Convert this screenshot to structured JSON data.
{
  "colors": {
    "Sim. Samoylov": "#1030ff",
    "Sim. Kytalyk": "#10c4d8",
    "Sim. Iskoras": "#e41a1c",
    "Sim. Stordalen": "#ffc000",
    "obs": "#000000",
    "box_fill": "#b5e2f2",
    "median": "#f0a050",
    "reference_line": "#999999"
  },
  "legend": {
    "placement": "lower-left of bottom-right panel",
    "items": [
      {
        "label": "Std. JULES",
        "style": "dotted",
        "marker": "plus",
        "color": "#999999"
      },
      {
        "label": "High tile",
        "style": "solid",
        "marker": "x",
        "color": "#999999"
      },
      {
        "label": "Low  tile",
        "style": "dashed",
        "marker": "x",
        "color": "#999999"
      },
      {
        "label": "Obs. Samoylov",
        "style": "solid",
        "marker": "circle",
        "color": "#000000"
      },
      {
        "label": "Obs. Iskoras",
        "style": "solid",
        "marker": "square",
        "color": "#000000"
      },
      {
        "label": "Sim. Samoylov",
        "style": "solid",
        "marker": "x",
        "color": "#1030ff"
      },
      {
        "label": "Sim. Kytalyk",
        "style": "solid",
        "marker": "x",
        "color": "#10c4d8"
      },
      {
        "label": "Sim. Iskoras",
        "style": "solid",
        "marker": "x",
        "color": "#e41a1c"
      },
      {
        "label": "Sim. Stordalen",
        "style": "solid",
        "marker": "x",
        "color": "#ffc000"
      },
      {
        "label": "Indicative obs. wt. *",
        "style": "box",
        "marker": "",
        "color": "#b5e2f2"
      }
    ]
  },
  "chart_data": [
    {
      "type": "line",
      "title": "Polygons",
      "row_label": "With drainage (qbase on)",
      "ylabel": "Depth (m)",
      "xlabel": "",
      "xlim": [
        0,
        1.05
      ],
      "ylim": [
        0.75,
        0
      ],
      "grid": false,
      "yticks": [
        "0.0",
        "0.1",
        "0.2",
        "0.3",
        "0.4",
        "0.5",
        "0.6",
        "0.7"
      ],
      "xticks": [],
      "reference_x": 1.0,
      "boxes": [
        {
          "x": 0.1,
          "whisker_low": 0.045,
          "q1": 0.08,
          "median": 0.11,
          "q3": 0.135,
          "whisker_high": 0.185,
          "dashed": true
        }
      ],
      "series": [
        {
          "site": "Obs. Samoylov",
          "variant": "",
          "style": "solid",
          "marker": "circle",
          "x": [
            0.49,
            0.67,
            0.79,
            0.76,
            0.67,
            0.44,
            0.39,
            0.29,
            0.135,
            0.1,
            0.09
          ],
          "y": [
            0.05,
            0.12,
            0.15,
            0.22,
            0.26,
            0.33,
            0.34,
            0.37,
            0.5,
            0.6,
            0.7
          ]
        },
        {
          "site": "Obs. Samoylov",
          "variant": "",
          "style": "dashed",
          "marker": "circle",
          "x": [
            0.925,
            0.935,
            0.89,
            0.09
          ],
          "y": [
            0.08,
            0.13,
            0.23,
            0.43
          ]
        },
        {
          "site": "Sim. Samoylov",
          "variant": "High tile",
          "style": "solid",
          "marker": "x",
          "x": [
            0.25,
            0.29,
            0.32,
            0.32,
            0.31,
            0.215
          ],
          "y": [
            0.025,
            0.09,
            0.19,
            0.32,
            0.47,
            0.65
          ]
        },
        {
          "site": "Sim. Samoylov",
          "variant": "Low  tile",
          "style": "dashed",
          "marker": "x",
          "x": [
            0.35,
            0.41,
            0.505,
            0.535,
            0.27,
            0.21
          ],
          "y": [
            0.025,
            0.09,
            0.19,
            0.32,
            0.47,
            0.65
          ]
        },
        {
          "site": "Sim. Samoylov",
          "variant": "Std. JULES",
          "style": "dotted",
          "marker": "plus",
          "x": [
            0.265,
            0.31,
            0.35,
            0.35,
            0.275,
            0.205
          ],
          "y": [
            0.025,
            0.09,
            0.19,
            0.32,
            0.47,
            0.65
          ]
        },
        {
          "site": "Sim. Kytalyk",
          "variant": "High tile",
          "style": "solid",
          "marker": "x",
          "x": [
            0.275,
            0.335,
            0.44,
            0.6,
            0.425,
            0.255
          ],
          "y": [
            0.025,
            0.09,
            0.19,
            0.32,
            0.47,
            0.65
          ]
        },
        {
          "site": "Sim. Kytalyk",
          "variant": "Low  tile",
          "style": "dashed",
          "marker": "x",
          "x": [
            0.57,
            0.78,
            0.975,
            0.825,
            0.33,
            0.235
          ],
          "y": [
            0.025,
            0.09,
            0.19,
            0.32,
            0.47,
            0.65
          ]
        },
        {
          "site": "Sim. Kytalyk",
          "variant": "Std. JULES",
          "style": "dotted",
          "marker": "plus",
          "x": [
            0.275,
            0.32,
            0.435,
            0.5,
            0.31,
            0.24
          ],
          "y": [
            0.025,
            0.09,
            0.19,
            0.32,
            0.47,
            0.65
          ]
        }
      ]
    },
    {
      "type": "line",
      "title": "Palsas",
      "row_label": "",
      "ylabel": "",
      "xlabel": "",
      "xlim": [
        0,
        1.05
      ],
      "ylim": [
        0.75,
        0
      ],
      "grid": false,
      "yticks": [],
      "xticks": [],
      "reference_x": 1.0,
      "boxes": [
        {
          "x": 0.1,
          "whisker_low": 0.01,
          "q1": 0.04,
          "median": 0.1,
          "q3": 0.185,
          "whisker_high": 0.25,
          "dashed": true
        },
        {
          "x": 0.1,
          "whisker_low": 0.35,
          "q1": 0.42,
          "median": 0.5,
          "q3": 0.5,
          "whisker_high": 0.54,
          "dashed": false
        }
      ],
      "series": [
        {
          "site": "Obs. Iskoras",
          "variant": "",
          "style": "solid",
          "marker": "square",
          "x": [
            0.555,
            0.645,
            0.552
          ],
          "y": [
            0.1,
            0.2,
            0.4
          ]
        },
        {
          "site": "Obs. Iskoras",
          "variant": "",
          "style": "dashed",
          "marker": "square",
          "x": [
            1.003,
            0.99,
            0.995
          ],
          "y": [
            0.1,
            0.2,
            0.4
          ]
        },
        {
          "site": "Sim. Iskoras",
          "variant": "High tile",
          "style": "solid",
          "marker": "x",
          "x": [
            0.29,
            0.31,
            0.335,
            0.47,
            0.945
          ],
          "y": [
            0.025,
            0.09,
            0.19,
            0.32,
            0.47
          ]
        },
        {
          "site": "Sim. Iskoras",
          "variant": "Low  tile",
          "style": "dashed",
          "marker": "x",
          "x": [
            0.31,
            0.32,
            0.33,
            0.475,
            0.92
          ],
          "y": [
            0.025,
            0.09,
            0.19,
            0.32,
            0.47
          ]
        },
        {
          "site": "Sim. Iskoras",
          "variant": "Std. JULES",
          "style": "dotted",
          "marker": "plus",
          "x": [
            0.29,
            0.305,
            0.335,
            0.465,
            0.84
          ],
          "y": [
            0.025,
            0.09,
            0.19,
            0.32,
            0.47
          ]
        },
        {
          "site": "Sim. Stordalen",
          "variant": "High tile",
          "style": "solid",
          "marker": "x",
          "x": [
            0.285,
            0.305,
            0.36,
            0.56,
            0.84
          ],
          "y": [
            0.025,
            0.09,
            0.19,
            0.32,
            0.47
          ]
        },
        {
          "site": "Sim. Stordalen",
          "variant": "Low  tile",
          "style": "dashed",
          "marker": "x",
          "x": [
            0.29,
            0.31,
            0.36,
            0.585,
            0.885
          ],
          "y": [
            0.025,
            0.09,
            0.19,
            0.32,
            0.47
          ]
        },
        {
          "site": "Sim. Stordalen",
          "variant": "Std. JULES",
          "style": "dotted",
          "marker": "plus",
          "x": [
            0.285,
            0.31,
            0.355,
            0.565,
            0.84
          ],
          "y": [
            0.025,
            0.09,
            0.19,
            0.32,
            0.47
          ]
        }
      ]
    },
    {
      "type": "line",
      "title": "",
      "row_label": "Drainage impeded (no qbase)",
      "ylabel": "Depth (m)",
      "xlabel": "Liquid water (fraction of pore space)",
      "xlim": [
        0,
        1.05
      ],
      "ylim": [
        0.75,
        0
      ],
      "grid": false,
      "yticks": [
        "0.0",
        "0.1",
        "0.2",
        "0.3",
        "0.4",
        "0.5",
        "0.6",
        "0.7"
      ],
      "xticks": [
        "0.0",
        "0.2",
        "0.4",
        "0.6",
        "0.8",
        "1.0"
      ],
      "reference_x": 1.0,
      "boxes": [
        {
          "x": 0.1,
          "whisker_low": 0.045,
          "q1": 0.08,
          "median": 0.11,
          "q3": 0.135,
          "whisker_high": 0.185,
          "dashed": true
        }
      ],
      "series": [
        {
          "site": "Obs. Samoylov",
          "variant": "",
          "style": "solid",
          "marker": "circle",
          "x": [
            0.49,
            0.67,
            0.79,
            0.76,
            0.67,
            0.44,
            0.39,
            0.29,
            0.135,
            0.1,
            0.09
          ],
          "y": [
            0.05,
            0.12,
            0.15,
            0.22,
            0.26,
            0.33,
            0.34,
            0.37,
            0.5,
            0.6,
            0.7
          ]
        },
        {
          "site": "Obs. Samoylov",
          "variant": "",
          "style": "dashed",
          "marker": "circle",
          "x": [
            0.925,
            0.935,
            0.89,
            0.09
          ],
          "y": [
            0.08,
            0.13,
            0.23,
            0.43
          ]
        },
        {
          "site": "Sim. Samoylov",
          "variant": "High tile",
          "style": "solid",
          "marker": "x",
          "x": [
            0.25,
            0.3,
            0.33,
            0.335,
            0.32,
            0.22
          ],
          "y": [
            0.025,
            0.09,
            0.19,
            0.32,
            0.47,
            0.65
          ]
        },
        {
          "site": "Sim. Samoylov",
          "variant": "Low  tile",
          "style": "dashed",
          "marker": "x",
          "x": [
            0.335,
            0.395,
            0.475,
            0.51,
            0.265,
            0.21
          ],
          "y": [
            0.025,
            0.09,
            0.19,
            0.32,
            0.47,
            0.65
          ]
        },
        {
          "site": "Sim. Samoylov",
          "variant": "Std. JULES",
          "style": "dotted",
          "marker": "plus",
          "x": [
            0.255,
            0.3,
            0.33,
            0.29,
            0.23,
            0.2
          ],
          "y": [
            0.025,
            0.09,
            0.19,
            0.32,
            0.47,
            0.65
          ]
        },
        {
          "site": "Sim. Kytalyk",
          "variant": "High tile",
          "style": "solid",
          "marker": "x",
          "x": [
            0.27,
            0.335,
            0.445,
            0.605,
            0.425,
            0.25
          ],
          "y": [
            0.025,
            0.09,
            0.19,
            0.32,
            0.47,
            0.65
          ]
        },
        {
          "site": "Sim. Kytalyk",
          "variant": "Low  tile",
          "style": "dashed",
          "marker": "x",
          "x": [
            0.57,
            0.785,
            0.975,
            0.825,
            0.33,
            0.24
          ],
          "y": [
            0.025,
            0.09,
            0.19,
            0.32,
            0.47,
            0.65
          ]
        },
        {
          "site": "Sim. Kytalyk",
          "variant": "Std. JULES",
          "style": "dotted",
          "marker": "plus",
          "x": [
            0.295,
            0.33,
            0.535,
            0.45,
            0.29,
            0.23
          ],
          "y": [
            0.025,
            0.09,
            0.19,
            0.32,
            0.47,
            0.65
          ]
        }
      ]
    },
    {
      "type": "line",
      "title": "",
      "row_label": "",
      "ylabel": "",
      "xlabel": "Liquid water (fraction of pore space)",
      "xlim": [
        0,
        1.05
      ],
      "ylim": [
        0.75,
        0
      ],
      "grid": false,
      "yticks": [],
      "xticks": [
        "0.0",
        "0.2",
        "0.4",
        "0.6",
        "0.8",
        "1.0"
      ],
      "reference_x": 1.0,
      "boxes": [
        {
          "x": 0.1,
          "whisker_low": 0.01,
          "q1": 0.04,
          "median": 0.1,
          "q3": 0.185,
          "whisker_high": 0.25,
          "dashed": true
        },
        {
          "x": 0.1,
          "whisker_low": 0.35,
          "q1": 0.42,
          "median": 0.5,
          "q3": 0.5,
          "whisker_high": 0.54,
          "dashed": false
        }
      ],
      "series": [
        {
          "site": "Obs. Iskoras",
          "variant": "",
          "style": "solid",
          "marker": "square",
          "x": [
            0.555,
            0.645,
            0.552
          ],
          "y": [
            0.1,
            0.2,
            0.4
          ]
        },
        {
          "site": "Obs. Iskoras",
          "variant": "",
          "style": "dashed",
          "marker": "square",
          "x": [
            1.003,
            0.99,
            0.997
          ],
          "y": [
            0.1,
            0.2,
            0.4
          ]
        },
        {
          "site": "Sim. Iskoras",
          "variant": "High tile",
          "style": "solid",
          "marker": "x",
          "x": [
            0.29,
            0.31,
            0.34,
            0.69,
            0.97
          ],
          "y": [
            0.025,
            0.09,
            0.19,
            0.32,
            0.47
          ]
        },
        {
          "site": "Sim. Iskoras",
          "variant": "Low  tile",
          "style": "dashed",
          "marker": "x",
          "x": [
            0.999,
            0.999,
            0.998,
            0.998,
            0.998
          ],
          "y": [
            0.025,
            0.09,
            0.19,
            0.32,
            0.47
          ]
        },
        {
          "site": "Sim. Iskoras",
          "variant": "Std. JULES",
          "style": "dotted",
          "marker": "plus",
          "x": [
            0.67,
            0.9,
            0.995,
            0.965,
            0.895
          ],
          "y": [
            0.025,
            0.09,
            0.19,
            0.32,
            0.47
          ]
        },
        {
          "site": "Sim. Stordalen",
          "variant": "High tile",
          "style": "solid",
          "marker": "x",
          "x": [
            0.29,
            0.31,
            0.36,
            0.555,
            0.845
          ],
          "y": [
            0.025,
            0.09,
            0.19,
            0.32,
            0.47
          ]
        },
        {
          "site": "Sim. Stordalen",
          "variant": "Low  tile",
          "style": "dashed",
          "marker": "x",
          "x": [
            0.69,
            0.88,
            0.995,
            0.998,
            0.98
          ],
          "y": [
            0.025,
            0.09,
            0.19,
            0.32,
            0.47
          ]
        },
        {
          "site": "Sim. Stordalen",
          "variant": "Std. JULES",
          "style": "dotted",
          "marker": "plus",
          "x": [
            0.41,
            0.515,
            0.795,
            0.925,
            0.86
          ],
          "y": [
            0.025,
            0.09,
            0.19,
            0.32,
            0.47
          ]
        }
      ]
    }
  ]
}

**DIRECTIVE:** State how many lines of the listing above include the word "qbase". Give nothing but the number.

**ANSWER TO THIS TASK:** 2